— start of EXTRACTED DATA —

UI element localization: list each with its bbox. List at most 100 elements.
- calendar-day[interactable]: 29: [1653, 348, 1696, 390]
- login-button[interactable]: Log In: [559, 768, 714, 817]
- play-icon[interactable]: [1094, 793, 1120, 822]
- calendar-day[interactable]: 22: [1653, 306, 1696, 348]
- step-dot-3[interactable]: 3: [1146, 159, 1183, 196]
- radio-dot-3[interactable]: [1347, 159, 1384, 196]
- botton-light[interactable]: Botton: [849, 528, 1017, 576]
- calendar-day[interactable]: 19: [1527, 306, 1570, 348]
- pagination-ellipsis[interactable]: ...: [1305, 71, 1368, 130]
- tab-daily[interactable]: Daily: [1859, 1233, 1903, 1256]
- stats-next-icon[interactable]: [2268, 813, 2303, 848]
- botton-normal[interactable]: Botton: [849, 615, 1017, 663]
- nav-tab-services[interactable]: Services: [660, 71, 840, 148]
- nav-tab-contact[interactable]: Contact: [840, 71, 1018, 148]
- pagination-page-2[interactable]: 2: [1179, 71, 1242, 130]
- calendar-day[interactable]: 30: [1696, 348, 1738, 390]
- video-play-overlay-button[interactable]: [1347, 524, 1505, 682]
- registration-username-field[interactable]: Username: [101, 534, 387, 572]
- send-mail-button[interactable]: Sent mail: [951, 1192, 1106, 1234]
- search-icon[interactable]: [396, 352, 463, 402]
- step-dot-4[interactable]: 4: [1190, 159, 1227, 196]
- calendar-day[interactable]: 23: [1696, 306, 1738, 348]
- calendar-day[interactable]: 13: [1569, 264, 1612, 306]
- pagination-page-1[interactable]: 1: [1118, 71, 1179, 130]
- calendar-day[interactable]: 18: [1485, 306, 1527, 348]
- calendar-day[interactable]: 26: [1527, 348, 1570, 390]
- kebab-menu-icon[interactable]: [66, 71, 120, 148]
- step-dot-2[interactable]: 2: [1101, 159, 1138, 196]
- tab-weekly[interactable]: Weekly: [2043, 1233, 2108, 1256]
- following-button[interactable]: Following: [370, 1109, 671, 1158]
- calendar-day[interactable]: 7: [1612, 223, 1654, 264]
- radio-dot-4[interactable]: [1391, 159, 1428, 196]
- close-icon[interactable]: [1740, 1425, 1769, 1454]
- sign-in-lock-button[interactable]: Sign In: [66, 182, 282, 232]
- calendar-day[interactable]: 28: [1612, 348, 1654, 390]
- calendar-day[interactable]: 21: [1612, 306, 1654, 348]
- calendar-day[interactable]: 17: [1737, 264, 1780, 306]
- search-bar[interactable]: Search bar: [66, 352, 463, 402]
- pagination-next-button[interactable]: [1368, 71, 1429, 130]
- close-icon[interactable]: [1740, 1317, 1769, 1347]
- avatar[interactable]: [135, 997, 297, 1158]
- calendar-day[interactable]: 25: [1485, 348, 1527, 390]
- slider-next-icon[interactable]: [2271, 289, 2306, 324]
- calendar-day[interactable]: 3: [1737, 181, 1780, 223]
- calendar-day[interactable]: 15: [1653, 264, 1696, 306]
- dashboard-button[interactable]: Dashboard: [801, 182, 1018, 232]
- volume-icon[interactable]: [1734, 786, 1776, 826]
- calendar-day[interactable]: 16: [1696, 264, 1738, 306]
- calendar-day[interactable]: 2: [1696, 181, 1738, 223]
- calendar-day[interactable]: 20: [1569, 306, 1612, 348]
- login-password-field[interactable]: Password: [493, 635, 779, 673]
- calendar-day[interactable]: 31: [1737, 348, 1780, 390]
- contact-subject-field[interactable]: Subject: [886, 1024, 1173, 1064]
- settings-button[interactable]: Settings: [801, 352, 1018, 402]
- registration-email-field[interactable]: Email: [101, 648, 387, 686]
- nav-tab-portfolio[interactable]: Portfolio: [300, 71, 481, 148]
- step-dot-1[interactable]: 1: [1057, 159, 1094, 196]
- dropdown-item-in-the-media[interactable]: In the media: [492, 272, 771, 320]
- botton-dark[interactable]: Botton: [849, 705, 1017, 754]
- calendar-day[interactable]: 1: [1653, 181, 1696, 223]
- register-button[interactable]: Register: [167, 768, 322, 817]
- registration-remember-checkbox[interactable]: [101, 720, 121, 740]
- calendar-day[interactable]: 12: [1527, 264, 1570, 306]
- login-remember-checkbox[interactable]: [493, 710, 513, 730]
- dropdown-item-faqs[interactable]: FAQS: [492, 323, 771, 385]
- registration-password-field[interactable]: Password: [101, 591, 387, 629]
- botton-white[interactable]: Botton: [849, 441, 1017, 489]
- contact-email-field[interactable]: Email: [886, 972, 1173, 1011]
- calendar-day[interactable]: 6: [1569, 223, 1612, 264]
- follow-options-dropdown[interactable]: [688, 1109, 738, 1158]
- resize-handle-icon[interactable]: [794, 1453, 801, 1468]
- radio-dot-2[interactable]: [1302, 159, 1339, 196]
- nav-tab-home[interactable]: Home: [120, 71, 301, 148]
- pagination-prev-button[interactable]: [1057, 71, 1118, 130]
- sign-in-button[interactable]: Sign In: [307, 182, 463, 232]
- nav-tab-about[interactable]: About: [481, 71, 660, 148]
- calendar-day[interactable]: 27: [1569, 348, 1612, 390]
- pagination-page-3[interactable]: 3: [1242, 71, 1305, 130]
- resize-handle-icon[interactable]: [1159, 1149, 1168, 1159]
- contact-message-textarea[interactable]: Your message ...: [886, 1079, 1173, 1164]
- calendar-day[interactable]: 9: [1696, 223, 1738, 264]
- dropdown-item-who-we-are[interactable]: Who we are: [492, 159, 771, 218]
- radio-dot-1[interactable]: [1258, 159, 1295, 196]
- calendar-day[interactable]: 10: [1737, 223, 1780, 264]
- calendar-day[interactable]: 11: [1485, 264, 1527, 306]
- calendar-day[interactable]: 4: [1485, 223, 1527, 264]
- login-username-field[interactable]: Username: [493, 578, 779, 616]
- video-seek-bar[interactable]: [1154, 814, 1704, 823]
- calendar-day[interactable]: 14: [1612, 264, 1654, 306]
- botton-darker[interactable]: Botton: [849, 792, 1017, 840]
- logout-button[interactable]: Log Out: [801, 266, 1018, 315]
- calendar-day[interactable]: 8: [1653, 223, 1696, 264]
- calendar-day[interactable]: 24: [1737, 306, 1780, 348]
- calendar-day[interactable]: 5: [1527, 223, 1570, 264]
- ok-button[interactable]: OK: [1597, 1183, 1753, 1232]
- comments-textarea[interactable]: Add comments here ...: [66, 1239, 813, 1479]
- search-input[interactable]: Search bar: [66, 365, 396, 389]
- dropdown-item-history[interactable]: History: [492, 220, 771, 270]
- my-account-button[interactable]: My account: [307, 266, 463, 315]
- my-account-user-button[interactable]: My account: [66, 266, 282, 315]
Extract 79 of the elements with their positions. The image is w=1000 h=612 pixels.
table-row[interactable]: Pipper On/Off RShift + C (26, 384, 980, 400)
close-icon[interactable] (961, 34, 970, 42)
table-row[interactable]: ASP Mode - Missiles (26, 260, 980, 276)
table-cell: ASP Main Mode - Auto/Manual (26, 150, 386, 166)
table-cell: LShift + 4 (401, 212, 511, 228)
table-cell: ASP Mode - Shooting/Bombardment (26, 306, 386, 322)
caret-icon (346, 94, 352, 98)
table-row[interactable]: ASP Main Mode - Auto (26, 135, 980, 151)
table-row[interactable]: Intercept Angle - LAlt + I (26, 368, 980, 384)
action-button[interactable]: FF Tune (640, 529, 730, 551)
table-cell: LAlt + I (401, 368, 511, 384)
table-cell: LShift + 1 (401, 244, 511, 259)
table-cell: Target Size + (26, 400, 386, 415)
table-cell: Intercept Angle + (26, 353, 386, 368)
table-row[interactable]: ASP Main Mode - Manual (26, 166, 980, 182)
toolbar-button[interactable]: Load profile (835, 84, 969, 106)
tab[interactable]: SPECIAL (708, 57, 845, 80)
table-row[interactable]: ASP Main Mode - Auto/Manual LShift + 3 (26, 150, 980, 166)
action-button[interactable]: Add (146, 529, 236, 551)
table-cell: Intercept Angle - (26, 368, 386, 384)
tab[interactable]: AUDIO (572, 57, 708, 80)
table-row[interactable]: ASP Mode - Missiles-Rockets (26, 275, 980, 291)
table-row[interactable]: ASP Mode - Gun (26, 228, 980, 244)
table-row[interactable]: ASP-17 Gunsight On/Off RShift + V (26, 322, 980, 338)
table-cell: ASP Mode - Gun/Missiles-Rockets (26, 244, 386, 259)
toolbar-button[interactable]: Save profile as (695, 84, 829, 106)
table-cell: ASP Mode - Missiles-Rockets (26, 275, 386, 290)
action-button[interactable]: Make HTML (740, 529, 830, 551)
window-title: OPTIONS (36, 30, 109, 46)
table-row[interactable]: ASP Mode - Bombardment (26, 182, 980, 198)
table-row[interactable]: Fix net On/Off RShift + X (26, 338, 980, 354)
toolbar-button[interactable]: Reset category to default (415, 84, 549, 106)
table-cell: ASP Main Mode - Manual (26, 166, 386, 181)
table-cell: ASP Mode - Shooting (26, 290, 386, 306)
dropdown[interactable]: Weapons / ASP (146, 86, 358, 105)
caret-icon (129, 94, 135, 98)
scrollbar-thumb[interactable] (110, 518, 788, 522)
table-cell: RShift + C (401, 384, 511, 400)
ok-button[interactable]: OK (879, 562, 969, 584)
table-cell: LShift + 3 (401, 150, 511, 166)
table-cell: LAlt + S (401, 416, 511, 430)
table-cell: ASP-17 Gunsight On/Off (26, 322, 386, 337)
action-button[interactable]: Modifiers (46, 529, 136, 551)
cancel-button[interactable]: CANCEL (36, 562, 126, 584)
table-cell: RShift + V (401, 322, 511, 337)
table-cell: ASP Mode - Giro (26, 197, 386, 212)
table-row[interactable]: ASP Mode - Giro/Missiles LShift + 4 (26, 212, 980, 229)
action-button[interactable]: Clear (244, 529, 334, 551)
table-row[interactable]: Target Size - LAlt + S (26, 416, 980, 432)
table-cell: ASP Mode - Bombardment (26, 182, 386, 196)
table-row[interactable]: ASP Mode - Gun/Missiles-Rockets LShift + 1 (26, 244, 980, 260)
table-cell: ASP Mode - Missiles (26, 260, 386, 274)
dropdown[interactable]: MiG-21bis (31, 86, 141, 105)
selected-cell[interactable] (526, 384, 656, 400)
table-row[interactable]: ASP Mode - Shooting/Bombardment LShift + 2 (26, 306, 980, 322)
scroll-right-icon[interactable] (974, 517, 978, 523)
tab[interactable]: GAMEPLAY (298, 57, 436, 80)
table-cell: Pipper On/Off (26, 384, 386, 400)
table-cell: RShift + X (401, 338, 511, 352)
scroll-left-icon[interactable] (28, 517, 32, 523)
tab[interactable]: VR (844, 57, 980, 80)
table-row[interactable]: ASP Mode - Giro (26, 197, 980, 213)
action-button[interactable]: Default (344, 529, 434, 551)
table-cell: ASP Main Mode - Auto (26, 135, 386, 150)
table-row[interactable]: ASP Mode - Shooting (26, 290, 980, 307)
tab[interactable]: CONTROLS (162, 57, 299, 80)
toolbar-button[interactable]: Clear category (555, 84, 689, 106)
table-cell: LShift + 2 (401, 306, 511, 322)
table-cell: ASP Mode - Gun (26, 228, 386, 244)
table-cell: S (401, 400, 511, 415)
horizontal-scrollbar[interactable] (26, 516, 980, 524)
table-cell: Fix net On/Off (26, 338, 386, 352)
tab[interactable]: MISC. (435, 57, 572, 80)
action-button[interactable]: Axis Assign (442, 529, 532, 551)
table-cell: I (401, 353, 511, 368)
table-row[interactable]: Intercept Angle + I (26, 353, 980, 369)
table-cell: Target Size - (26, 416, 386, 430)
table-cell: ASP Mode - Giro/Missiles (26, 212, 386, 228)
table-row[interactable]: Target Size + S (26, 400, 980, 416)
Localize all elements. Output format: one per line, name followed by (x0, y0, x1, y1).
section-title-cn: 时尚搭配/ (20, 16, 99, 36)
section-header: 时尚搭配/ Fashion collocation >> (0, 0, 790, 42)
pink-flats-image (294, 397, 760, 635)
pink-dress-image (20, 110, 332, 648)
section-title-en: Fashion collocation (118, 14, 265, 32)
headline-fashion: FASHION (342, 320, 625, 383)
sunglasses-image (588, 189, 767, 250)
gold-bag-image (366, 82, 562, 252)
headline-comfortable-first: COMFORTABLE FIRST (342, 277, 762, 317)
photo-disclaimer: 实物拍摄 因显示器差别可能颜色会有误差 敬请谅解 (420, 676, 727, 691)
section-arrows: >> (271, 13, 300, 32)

— end of EXTRACTED DATA —

■ TASK DIRECTIONS:
Copy out the stretch from the start of the records through the line containing "- radio-dot-3[interactable]: [1347, 159, 1384, 196]", character for character.

■ RESULT OF THE TASK:
UI element localization: list each with its bbox. List at most 100 elements.
- calendar-day[interactable]: 29: [1653, 348, 1696, 390]
- login-button[interactable]: Log In: [559, 768, 714, 817]
- play-icon[interactable]: [1094, 793, 1120, 822]
- calendar-day[interactable]: 22: [1653, 306, 1696, 348]
- step-dot-3[interactable]: 3: [1146, 159, 1183, 196]
- radio-dot-3[interactable]: [1347, 159, 1384, 196]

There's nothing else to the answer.